WORK INSTRUCTION 1:
Using the abstract on UTMD delivery of miR-34a-mimic, answer each question on its own line:
(a) What optimal acoustic condition was used to deliver miRNA-34a into cells in vitro?
(b) In which cells did the miR-34a mimic inhibit proliferation and induce apoptosis?
(c) What two effects in mice followed delivery of miR-34a-mimic to tumor tissue via UTMD?
WORK INSTRUCTION 2:
For each statement, answer yes or no according to the abstract on UTMD delivery of miR-34a-mimic, and quote the words that decide it:
(a) The safety and efficacy of miR-34a-mimic are already well established.
(b) The microbubbles carrying the miR-34a-mimic were folate modified.
(c) Exposure time was one of the ultrasonic parameters that were optimized.

*** Opening of PROVIDED PASSAGE ***

UTMD promoted local delivery of miR-34a-mimic for ovarian cancer therapy

Abstract

MicroRNA-mediated gene therapy is emerging as a promising method for the treatment of ovarian cancer, but the development of miRNA mimic delivery vectors is still in its infancy, where the safety and efficacy of miR-34a-mimic remain unknown. Ultrasound-targeted microbubble destruction (UTMD) can be an effective and minimally invasive tool for the delivery of miR-34a-mimic in vitro and in vivo. Here, we describe a high-efficiency gene delivery strategy by using miR-34a-mimic loaded folate modified microbubbles (miR-34a-FM) with a portable ultrasonic irradiation system. Ultrasonic parameters, including acoustic intensity (AI), exposure time (ET) and duty cycle (DC), were optimized and the optimal acoustic condition (1.0 W/cm2, 20 s, and 15% DC) was used to deliver miRNA-34a into cells in vitro. MiR-34a mimic was successfully introduced into the cytoplasm and was found to inhibit proliferation and induce apoptosis of SK-OV-3 cells. Next, miR-34a-mimic was delivered to tumor tissue via UTMD, inhibiting tumor growth and prolonging the survival time of mice. In summary, UTMD-mediated miR-34a-mimic delivery has potential application in the clinical treatment of ovarian cancer.

*** Close of PROVIDED PASSAGE ***
*** Opening of INFORMATION SUPPLIED ***

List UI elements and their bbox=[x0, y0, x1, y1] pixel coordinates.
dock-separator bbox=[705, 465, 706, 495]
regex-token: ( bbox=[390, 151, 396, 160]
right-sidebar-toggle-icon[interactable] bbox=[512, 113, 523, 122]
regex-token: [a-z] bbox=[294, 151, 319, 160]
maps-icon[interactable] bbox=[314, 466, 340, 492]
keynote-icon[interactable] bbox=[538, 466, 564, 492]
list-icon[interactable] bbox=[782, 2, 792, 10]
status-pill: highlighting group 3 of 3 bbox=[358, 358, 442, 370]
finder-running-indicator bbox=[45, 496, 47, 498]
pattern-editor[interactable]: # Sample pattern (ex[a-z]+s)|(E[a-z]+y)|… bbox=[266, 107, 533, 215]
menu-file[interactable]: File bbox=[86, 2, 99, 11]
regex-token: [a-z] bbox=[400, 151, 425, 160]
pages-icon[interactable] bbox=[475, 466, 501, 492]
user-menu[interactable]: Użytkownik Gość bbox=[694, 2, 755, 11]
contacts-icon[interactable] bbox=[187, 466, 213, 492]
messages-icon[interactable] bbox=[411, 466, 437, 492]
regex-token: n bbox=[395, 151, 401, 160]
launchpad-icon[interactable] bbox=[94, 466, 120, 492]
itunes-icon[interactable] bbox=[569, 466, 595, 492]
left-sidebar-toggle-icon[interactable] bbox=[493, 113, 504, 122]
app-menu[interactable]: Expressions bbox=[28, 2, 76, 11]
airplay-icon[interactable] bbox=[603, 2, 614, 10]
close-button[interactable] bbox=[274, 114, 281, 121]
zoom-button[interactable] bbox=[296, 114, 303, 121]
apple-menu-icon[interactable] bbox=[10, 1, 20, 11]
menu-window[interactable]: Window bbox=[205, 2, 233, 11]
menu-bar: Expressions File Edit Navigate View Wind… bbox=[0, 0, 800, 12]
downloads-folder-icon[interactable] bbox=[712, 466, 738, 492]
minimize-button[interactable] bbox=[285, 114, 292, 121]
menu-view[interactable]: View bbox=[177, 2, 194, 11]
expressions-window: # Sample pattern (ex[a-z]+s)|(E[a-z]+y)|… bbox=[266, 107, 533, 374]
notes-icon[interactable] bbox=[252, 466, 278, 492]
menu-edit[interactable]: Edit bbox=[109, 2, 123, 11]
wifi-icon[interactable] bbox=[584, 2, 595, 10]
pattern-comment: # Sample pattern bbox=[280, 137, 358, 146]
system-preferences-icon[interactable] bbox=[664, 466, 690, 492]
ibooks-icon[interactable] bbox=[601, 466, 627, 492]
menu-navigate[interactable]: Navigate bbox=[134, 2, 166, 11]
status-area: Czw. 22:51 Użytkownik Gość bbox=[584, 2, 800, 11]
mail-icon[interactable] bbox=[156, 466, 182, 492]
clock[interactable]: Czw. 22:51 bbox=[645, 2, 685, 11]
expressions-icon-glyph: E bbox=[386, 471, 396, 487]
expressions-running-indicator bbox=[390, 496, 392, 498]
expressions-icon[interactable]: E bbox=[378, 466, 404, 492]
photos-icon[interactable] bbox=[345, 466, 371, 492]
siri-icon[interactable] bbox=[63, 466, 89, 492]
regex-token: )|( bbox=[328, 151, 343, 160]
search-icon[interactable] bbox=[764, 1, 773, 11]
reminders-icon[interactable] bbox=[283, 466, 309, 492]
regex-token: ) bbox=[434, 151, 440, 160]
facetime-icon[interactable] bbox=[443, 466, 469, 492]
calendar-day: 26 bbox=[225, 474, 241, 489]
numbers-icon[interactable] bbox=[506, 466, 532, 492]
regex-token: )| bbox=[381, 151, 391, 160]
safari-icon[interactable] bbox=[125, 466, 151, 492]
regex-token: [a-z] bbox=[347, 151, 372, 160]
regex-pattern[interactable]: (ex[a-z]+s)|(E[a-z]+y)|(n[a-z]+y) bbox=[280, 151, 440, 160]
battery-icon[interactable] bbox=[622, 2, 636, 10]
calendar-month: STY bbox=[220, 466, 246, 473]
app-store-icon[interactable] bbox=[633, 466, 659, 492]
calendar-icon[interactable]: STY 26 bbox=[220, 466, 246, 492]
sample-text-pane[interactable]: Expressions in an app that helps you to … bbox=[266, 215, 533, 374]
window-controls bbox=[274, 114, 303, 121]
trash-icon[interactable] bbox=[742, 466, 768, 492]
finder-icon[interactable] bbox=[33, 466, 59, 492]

*** Close of INFORMATION SUPPLIED ***

SOLUTION 1:
(a) 1.0 W/cm2, 20 s, and 15% DC
(b) SK-OV-3 cells
(c) It inhibited tumor growth and prolonged the survival time of the mice.

SOLUTION 2:
(a) No: "where the safety and efficacy of miR-34a-mimic remain unknown"
(b) Yes: "miR-34a-mimic loaded folate modified microbubbles (miR-34a-FM)"
(c) Yes: "Ultrasonic parameters, including acoustic intensity (AI), exposure time (ET) and duty cycle (DC), were optimized"